- _Rendered page images_:
=-=-=-=-=
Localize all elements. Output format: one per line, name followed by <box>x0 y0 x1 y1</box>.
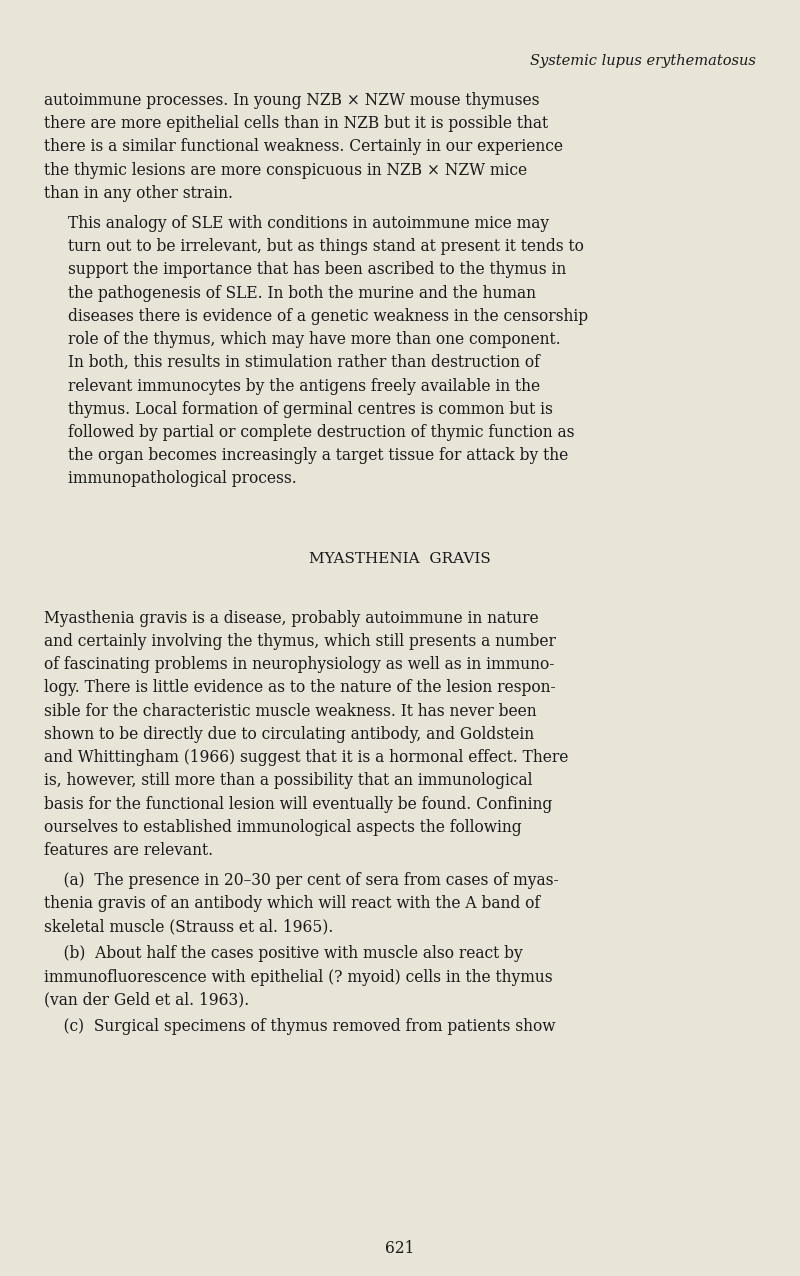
Text: ourselves to established immunological aspects the following: ourselves to established immunological a… <box>44 819 522 836</box>
Text: shown to be directly due to circulating antibody, and Goldstein: shown to be directly due to circulating … <box>44 726 534 743</box>
Text: turn out to be irrelevant, but as things stand at present it tends to: turn out to be irrelevant, but as things… <box>68 239 584 255</box>
Text: skeletal muscle (Strauss et al. 1965).: skeletal muscle (Strauss et al. 1965). <box>44 919 334 935</box>
Text: followed by partial or complete destruction of thymic function as: followed by partial or complete destruct… <box>68 424 574 441</box>
Text: logy. There is little evidence as to the nature of the lesion respon-: logy. There is little evidence as to the… <box>44 679 556 697</box>
Text: of fascinating problems in neurophysiology as well as in immuno-: of fascinating problems in neurophysiolo… <box>44 656 554 674</box>
Text: and Whittingham (1966) suggest that it is a hormonal effect. There: and Whittingham (1966) suggest that it i… <box>44 749 568 766</box>
Text: Systemic lupus erythematosus: Systemic lupus erythematosus <box>530 54 756 68</box>
Text: the thymic lesions are more conspicuous in NZB × NZW mice: the thymic lesions are more conspicuous … <box>44 162 527 179</box>
Text: and certainly involving the thymus, which still presents a number: and certainly involving the thymus, whic… <box>44 633 556 649</box>
Text: (a)  The presence in 20–30 per cent of sera from cases of myas-: (a) The presence in 20–30 per cent of se… <box>44 873 558 889</box>
Text: role of the thymus, which may have more than one component.: role of the thymus, which may have more … <box>68 330 561 348</box>
Text: thymus. Local formation of germinal centres is common but is: thymus. Local formation of germinal cent… <box>68 401 553 417</box>
Text: sible for the characteristic muscle weakness. It has never been: sible for the characteristic muscle weak… <box>44 703 537 720</box>
Text: autoimmune processes. In young NZB × NZW mouse thymuses: autoimmune processes. In young NZB × NZW… <box>44 92 539 108</box>
Text: there is a similar functional weakness. Certainly in our experience: there is a similar functional weakness. … <box>44 138 563 156</box>
Text: immunopathological process.: immunopathological process. <box>68 471 297 487</box>
Text: diseases there is evidence of a genetic weakness in the censorship: diseases there is evidence of a genetic … <box>68 308 588 325</box>
Text: the organ becomes increasingly a target tissue for attack by the: the organ becomes increasingly a target … <box>68 447 568 464</box>
Text: (c)  Surgical specimens of thymus removed from patients show: (c) Surgical specimens of thymus removed… <box>44 1018 555 1036</box>
Text: (van der Geld et al. 1963).: (van der Geld et al. 1963). <box>44 991 250 1009</box>
Text: features are relevant.: features are relevant. <box>44 842 213 859</box>
Text: In both, this results in stimulation rather than destruction of: In both, this results in stimulation rat… <box>68 355 540 371</box>
Text: Myasthenia gravis is a disease, probably autoimmune in nature: Myasthenia gravis is a disease, probably… <box>44 610 538 627</box>
Text: 621: 621 <box>386 1240 414 1257</box>
Text: the pathogenesis of SLE. In both the murine and the human: the pathogenesis of SLE. In both the mur… <box>68 285 536 301</box>
Text: thenia gravis of an antibody which will react with the A band of: thenia gravis of an antibody which will … <box>44 896 540 912</box>
Text: MYASTHENIA  GRAVIS: MYASTHENIA GRAVIS <box>309 551 491 565</box>
Text: basis for the functional lesion will eventually be found. Confining: basis for the functional lesion will eve… <box>44 795 552 813</box>
Text: (b)  About half the cases positive with muscle also react by: (b) About half the cases positive with m… <box>44 946 522 962</box>
Text: This analogy of SLE with conditions in autoimmune mice may: This analogy of SLE with conditions in a… <box>68 214 549 232</box>
Text: there are more epithelial cells than in NZB but it is possible that: there are more epithelial cells than in … <box>44 115 548 133</box>
Text: relevant immunocytes by the antigens freely available in the: relevant immunocytes by the antigens fre… <box>68 378 540 394</box>
Text: support the importance that has been ascribed to the thymus in: support the importance that has been asc… <box>68 262 566 278</box>
Text: immunofluorescence with epithelial (? myoid) cells in the thymus: immunofluorescence with epithelial (? my… <box>44 968 553 985</box>
Text: is, however, still more than a possibility that an immunological: is, however, still more than a possibili… <box>44 772 533 790</box>
Text: than in any other strain.: than in any other strain. <box>44 185 233 202</box>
=-=-=-=-=
Skipping any images, write out all the data exactly.

- _TASK ANSWER_:
Localize all elements. Output format: one per line, name followed by <box>x0 y0 x1 y1</box>.
Text: ourselves to established immunological aspects the following: ourselves to established immunological a… <box>44 819 522 836</box>
Text: shown to be directly due to circulating antibody, and Goldstein: shown to be directly due to circulating … <box>44 726 534 743</box>
Text: turn out to be irrelevant, but as things stand at present it tends to: turn out to be irrelevant, but as things… <box>68 239 584 255</box>
Text: skeletal muscle (Strauss et al. 1965).: skeletal muscle (Strauss et al. 1965). <box>44 919 334 935</box>
Text: followed by partial or complete destruction of thymic function as: followed by partial or complete destruct… <box>68 424 574 441</box>
Text: logy. There is little evidence as to the nature of the lesion respon-: logy. There is little evidence as to the… <box>44 679 556 697</box>
Text: of fascinating problems in neurophysiology as well as in immuno-: of fascinating problems in neurophysiolo… <box>44 656 554 674</box>
Text: and Whittingham (1966) suggest that it is a hormonal effect. There: and Whittingham (1966) suggest that it i… <box>44 749 568 766</box>
Text: Systemic lupus erythematosus: Systemic lupus erythematosus <box>530 54 756 68</box>
Text: the thymic lesions are more conspicuous in NZB × NZW mice: the thymic lesions are more conspicuous … <box>44 162 527 179</box>
Text: and certainly involving the thymus, which still presents a number: and certainly involving the thymus, whic… <box>44 633 556 649</box>
Text: (a)  The presence in 20–30 per cent of sera from cases of myas-: (a) The presence in 20–30 per cent of se… <box>44 873 558 889</box>
Text: role of the thymus, which may have more than one component.: role of the thymus, which may have more … <box>68 330 561 348</box>
Text: thymus. Local formation of germinal centres is common but is: thymus. Local formation of germinal cent… <box>68 401 553 417</box>
Text: sible for the characteristic muscle weakness. It has never been: sible for the characteristic muscle weak… <box>44 703 537 720</box>
Text: autoimmune processes. In young NZB × NZW mouse thymuses: autoimmune processes. In young NZB × NZW… <box>44 92 539 108</box>
Text: there is a similar functional weakness. Certainly in our experience: there is a similar functional weakness. … <box>44 138 563 156</box>
Text: immunopathological process.: immunopathological process. <box>68 471 297 487</box>
Text: diseases there is evidence of a genetic weakness in the censorship: diseases there is evidence of a genetic … <box>68 308 588 325</box>
Text: the organ becomes increasingly a target tissue for attack by the: the organ becomes increasingly a target … <box>68 447 568 464</box>
Text: (c)  Surgical specimens of thymus removed from patients show: (c) Surgical specimens of thymus removed… <box>44 1018 555 1036</box>
Text: (van der Geld et al. 1963).: (van der Geld et al. 1963). <box>44 991 250 1009</box>
Text: features are relevant.: features are relevant. <box>44 842 213 859</box>
Text: In both, this results in stimulation rather than destruction of: In both, this results in stimulation rat… <box>68 355 540 371</box>
Text: Myasthenia gravis is a disease, probably autoimmune in nature: Myasthenia gravis is a disease, probably… <box>44 610 538 627</box>
Text: 621: 621 <box>386 1240 414 1257</box>
Text: the pathogenesis of SLE. In both the murine and the human: the pathogenesis of SLE. In both the mur… <box>68 285 536 301</box>
Text: thenia gravis of an antibody which will react with the A band of: thenia gravis of an antibody which will … <box>44 896 540 912</box>
Text: MYASTHENIA  GRAVIS: MYASTHENIA GRAVIS <box>309 551 491 565</box>
Text: basis for the functional lesion will eventually be found. Confining: basis for the functional lesion will eve… <box>44 795 552 813</box>
Text: (b)  About half the cases positive with muscle also react by: (b) About half the cases positive with m… <box>44 946 522 962</box>
Text: This analogy of SLE with conditions in autoimmune mice may: This analogy of SLE with conditions in a… <box>68 214 549 232</box>
Text: there are more epithelial cells than in NZB but it is possible that: there are more epithelial cells than in … <box>44 115 548 133</box>
Text: relevant immunocytes by the antigens freely available in the: relevant immunocytes by the antigens fre… <box>68 378 540 394</box>
Text: support the importance that has been ascribed to the thymus in: support the importance that has been asc… <box>68 262 566 278</box>
Text: immunofluorescence with epithelial (? myoid) cells in the thymus: immunofluorescence with epithelial (? my… <box>44 968 553 985</box>
Text: is, however, still more than a possibility that an immunological: is, however, still more than a possibili… <box>44 772 533 790</box>
Text: than in any other strain.: than in any other strain. <box>44 185 233 202</box>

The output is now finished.